Supplied material:
^^^^^^^^^^^^^^^^
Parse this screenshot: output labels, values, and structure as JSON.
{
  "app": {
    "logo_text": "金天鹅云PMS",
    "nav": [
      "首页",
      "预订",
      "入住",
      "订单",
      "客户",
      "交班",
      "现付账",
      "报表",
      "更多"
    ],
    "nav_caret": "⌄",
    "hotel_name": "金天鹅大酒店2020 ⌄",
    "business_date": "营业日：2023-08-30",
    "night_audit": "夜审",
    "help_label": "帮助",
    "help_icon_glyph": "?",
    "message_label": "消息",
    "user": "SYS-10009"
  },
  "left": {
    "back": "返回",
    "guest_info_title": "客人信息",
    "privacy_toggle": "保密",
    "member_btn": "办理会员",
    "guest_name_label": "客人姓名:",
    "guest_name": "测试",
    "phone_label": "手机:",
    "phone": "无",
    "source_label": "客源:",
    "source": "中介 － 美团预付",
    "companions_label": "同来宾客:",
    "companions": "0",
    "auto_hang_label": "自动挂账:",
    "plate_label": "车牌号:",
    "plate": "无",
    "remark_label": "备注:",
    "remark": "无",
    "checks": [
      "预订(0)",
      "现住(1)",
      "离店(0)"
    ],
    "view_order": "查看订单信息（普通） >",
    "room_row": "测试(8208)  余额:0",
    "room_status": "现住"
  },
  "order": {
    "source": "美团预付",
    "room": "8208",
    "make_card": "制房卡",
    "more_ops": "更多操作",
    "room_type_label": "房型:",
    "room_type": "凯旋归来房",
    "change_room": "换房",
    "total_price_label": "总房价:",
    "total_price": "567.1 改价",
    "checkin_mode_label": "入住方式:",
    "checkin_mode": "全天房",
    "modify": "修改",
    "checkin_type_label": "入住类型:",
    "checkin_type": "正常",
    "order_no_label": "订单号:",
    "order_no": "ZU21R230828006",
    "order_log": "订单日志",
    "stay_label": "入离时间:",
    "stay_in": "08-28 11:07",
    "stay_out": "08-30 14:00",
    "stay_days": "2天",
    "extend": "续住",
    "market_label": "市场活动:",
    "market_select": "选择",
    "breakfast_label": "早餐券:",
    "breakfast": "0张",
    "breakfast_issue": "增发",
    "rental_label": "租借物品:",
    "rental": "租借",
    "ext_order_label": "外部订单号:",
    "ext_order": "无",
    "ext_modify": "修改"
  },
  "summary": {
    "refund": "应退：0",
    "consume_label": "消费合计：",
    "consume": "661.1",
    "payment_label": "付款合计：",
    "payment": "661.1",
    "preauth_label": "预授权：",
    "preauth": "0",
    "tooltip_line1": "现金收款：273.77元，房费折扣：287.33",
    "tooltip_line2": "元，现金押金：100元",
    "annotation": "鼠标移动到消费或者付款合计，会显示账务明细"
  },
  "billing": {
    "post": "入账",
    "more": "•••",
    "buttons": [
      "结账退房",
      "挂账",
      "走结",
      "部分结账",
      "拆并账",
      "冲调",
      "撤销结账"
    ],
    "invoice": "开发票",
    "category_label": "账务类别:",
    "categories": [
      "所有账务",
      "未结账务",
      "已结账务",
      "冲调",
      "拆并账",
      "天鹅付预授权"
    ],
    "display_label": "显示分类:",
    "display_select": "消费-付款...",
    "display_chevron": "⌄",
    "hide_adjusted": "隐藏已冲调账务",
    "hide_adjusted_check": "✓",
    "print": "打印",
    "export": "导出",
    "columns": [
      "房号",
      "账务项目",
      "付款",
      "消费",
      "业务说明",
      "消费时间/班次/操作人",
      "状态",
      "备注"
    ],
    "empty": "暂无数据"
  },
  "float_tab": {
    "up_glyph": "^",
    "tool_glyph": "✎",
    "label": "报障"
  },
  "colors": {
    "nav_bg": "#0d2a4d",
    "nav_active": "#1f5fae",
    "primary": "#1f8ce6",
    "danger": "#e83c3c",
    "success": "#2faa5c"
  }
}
^^^^^^^^^^^^^^^^
Request: All of the lines above must be returned exactly.

Answer for the task:
Parse this screenshot: output labels, values, and structure as JSON.
{
  "app": {
    "logo_text": "金天鹅云PMS",
    "nav": [
      "首页",
      "预订",
      "入住",
      "订单",
      "客户",
      "交班",
      "现付账",
      "报表",
      "更多"
    ],
    "nav_caret": "⌄",
    "hotel_name": "金天鹅大酒店2020 ⌄",
    "business_date": "营业日：2023-08-30",
    "night_audit": "夜审",
    "help_label": "帮助",
    "help_icon_glyph": "?",
    "message_label": "消息",
    "user": "SYS-10009"
  },
  "left": {
    "back": "返回",
    "guest_info_title": "客人信息",
    "privacy_toggle": "保密",
    "member_btn": "办理会员",
    "guest_name_label": "客人姓名:",
    "guest_name": "测试",
    "phone_label": "手机:",
    "phone": "无",
    "source_label": "客源:",
    "source": "中介 － 美团预付",
    "companions_label": "同来宾客:",
    "companions": "0",
    "auto_hang_label": "自动挂账:",
    "plate_label": "车牌号:",
    "plate": "无",
    "remark_label": "备注:",
    "remark": "无",
    "checks": [
      "预订(0)",
      "现住(1)",
      "离店(0)"
    ],
    "view_order": "查看订单信息（普通） >",
    "room_row": "测试(8208)  余额:0",
    "room_status": "现住"
  },
  "order": {
    "source": "美团预付",
    "room": "8208",
    "make_card": "制房卡",
    "more_ops": "更多操作",
    "room_type_label": "房型:",
    "room_type": "凯旋归来房",
    "change_room": "换房",
    "total_price_label": "总房价:",
    "total_price": "567.1 改价",
    "checkin_mode_label": "入住方式:",
    "checkin_mode": "全天房",
    "modify": "修改",
    "checkin_type_label": "入住类型:",
    "checkin_type": "正常",
    "order_no_label": "订单号:",
    "order_no": "ZU21R230828006",
    "order_log": "订单日志",
    "stay_label": "入离时间:",
    "stay_in": "08-28 11:07",
    "stay_out": "08-30 14:00",
    "stay_days": "2天",
    "extend": "续住",
    "market_label": "市场活动:",
    "market_select": "选择",
    "breakfast_label": "早餐券:",
    "breakfast": "0张",
    "breakfast_issue": "增发",
    "rental_label": "租借物品:",
    "rental": "租借",
    "ext_order_label": "外部订单号:",
    "ext_order": "无",
    "ext_modify": "修改"
  },
  "summary": {
    "refund": "应退：0",
    "consume_label": "消费合计：",
    "consume": "661.1",
    "payment_label": "付款合计：",
    "payment": "661.1",
    "preauth_label": "预授权：",
    "preauth": "0",
    "tooltip_line1": "现金收款：273.77元，房费折扣：287.33",
    "tooltip_line2": "元，现金押金：100元",
    "annotation": "鼠标移动到消费或者付款合计，会显示账务明细"
  },
  "billing": {
    "post": "入账",
    "more": "•••",
    "buttons": [
      "结账退房",
      "挂账",
      "走结",
      "部分结账",
      "拆并账",
      "冲调",
      "撤销结账"
    ],
    "invoice": "开发票",
    "category_label": "账务类别:",
    "categories": [
      "所有账务",
      "未结账务",
      "已结账务",
      "冲调",
      "拆并账",
      "天鹅付预授权"
    ],
    "display_label": "显示分类:",
    "display_select": "消费-付款...",
    "display_chevron": "⌄",
    "hide_adjusted": "隐藏已冲调账务",
    "hide_adjusted_check": "✓",
    "print": "打印",
    "export": "导出",
    "columns": [
      "房号",
      "账务项目",
      "付款",
      "消费",
      "业务说明",
      "消费时间/班次/操作人",
      "状态",
      "备注"
    ],
    "empty": "暂无数据"
  },
  "float_tab": {
    "up_glyph": "^",
    "tool_glyph": "✎",
    "label": "报障"
  },
  "colors": {
    "nav_bg": "#0d2a4d",
    "nav_active": "#1f5fae",
    "primary": "#1f8ce6",
    "danger": "#e83c3c",
    "success": "#2faa5c"
  }
}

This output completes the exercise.